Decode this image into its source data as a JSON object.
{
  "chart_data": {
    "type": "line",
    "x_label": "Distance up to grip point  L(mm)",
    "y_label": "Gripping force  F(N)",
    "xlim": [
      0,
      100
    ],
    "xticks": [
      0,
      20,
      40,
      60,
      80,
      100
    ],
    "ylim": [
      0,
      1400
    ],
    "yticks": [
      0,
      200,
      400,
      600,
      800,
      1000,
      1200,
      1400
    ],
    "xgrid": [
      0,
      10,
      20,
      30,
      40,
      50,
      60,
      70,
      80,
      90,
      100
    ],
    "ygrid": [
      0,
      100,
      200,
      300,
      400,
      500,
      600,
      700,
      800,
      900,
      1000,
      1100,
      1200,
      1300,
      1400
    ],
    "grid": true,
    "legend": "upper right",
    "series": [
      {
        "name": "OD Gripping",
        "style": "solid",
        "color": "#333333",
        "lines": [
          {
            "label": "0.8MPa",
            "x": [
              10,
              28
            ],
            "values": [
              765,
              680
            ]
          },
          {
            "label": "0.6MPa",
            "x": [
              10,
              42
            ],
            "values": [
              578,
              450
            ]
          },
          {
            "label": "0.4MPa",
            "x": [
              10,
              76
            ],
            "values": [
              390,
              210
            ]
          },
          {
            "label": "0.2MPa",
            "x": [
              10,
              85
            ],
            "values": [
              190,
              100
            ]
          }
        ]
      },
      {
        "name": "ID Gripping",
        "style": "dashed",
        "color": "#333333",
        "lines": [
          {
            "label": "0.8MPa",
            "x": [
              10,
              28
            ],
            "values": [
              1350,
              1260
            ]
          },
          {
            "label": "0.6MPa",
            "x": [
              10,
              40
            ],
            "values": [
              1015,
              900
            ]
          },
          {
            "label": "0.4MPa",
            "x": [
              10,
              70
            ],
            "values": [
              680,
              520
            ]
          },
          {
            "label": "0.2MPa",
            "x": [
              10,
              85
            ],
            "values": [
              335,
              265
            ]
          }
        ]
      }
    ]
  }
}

WRITTEN TASK: Copy down the material exactly as written.

CORRECT OUTPUT:
Decode this image into its source data as a JSON object.
{
  "chart_data": {
    "type": "line",
    "x_label": "Distance up to grip point  L(mm)",
    "y_label": "Gripping force  F(N)",
    "xlim": [
      0,
      100
    ],
    "xticks": [
      0,
      20,
      40,
      60,
      80,
      100
    ],
    "ylim": [
      0,
      1400
    ],
    "yticks": [
      0,
      200,
      400,
      600,
      800,
      1000,
      1200,
      1400
    ],
    "xgrid": [
      0,
      10,
      20,
      30,
      40,
      50,
      60,
      70,
      80,
      90,
      100
    ],
    "ygrid": [
      0,
      100,
      200,
      300,
      400,
      500,
      600,
      700,
      800,
      900,
      1000,
      1100,
      1200,
      1300,
      1400
    ],
    "grid": true,
    "legend": "upper right",
    "series": [
      {
        "name": "OD Gripping",
        "style": "solid",
        "color": "#333333",
        "lines": [
          {
            "label": "0.8MPa",
            "x": [
              10,
              28
            ],
            "values": [
              765,
              680
            ]
          },
          {
            "label": "0.6MPa",
            "x": [
              10,
              42
            ],
            "values": [
              578,
              450
            ]
          },
          {
            "label": "0.4MPa",
            "x": [
              10,
              76
            ],
            "values": [
              390,
              210
            ]
          },
          {
            "label": "0.2MPa",
            "x": [
              10,
              85
            ],
            "values": [
              190,
              100
            ]
          }
        ]
      },
      {
        "name": "ID Gripping",
        "style": "dashed",
        "color": "#333333",
        "lines": [
          {
            "label": "0.8MPa",
            "x": [
              10,
              28
            ],
            "values": [
              1350,
              1260
            ]
          },
          {
            "label": "0.6MPa",
            "x": [
              10,
              40
            ],
            "values": [
              1015,
              900
            ]
          },
          {
            "label": "0.4MPa",
            "x": [
              10,
              70
            ],
            "values": [
              680,
              520
            ]
          },
          {
            "label": "0.2MPa",
            "x": [
              10,
              85
            ],
            "values": [
              335,
              265
            ]
          }
        ]
      }
    ]
  }
}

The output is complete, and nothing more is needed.